## [Exercise description]
In the records below, find each line containing the word "fuera" and copy it.

## [Supplied records]
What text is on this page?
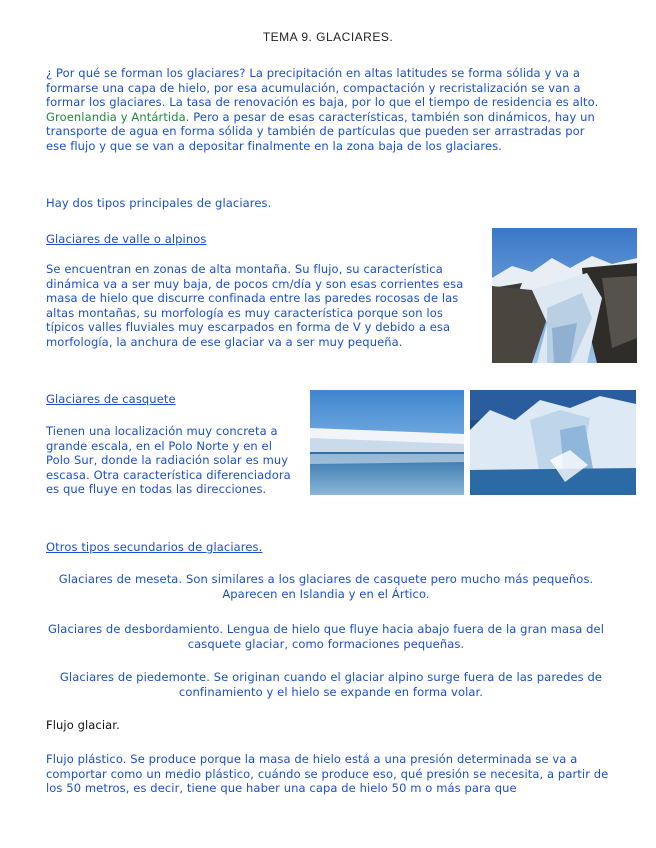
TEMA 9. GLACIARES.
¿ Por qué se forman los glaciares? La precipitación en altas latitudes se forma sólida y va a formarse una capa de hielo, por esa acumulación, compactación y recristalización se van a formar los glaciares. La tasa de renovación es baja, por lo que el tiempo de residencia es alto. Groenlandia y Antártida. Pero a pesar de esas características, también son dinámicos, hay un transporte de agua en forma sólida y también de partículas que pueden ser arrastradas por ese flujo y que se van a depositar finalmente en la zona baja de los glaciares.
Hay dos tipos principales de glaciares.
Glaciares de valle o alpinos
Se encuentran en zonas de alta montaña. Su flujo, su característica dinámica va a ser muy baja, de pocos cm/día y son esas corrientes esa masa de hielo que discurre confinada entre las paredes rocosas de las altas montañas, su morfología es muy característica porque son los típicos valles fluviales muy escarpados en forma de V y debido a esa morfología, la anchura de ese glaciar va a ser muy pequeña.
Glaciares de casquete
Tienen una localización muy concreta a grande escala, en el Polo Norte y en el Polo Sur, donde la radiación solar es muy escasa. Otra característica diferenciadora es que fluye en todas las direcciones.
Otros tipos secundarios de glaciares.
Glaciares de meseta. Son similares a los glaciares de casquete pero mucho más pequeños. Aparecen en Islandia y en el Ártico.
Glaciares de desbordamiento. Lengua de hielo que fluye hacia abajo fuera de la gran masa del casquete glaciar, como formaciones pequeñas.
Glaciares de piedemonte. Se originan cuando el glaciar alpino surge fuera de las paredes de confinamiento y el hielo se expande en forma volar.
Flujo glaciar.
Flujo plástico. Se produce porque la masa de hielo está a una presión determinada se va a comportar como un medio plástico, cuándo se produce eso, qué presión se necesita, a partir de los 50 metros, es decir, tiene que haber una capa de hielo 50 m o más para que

## [The output]
Glaciares de desbordamiento. Lengua de hielo que fluye hacia abajo fuera de la gran masa del casquete glaciar, como formaciones pequeñas.
Glaciares de piedemonte. Se originan cuando el glaciar alpino surge fuera de las paredes de confinamiento y el hielo se expande en forma volar.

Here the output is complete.